» Stated problem
Below are some records; return each one exactly.

» Data records

▶

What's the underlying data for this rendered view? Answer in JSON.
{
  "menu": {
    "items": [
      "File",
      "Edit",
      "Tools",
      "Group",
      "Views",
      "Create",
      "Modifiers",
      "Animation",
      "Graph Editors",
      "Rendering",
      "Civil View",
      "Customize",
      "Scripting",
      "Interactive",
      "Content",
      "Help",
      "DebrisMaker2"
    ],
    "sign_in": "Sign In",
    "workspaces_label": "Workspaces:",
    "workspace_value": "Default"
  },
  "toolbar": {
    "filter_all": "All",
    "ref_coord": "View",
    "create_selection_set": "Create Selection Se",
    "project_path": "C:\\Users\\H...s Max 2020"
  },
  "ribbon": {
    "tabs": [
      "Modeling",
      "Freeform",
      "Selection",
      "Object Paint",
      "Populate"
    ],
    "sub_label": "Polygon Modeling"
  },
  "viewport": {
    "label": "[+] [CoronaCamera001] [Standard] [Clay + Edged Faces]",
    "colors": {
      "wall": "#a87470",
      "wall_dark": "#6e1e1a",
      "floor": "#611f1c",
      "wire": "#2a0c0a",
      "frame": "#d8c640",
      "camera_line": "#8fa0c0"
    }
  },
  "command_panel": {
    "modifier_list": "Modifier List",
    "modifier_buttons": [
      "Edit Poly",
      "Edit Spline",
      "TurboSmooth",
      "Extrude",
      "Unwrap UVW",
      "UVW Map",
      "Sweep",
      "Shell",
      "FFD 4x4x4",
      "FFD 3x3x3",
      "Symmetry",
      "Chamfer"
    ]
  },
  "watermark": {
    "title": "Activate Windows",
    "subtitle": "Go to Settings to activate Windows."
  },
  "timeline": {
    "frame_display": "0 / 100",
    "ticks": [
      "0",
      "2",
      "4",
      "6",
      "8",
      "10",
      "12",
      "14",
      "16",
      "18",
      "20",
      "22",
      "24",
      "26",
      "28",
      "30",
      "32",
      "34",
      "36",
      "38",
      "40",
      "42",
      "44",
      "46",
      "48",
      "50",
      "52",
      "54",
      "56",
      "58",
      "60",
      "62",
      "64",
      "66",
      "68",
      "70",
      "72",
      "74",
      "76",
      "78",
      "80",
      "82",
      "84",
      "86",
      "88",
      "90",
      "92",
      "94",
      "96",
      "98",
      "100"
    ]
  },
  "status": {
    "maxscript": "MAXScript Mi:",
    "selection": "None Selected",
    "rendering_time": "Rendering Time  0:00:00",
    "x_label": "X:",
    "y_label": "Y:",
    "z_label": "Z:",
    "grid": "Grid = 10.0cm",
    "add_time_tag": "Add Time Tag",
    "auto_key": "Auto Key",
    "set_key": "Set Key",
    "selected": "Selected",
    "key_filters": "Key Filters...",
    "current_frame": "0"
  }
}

◀

» Exercise response
What's the underlying data for this rendered view? Answer in JSON.
{
  "menu": {
    "items": [
      "File",
      "Edit",
      "Tools",
      "Group",
      "Views",
      "Create",
      "Modifiers",
      "Animation",
      "Graph Editors",
      "Rendering",
      "Civil View",
      "Customize",
      "Scripting",
      "Interactive",
      "Content",
      "Help",
      "DebrisMaker2"
    ],
    "sign_in": "Sign In",
    "workspaces_label": "Workspaces:",
    "workspace_value": "Default"
  },
  "toolbar": {
    "filter_all": "All",
    "ref_coord": "View",
    "create_selection_set": "Create Selection Se",
    "project_path": "C:\\Users\\H...s Max 2020"
  },
  "ribbon": {
    "tabs": [
      "Modeling",
      "Freeform",
      "Selection",
      "Object Paint",
      "Populate"
    ],
    "sub_label": "Polygon Modeling"
  },
  "viewport": {
    "label": "[+] [CoronaCamera001] [Standard] [Clay + Edged Faces]",
    "colors": {
      "wall": "#a87470",
      "wall_dark": "#6e1e1a",
      "floor": "#611f1c",
      "wire": "#2a0c0a",
      "frame": "#d8c640",
      "camera_line": "#8fa0c0"
    }
  },
  "command_panel": {
    "modifier_list": "Modifier List",
    "modifier_buttons": [
      "Edit Poly",
      "Edit Spline",
      "TurboSmooth",
      "Extrude",
      "Unwrap UVW",
      "UVW Map",
      "Sweep",
      "Shell",
      "FFD 4x4x4",
      "FFD 3x3x3",
      "Symmetry",
      "Chamfer"
    ]
  },
  "watermark": {
    "title": "Activate Windows",
    "subtitle": "Go to Settings to activate Windows."
  },
  "timeline": {
    "frame_display": "0 / 100",
    "ticks": [
      "0",
      "2",
      "4",
      "6",
      "8",
      "10",
      "12",
      "14",
      "16",
      "18",
      "20",
      "22",
      "24",
      "26",
      "28",
      "30",
      "32",
      "34",
      "36",
      "38",
      "40",
      "42",
      "44",
      "46",
      "48",
      "50",
      "52",
      "54",
      "56",
      "58",
      "60",
      "62",
      "64",
      "66",
      "68",
      "70",
      "72",
      "74",
      "76",
      "78",
      "80",
      "82",
      "84",
      "86",
      "88",
      "90",
      "92",
      "94",
      "96",
      "98",
      "100"
    ]
  },
  "status": {
    "maxscript": "MAXScript Mi:",
    "selection": "None Selected",
    "rendering_time": "Rendering Time  0:00:00",
    "x_label": "X:",
    "y_label": "Y:",
    "z_label": "Z:",
    "grid": "Grid = 10.0cm",
    "add_time_tag": "Add Time Tag",
    "auto_key": "Auto Key",
    "set_key": "Set Key",
    "selected": "Selected",
    "key_filters": "Key Filters...",
    "current_frame": "0"
  }
}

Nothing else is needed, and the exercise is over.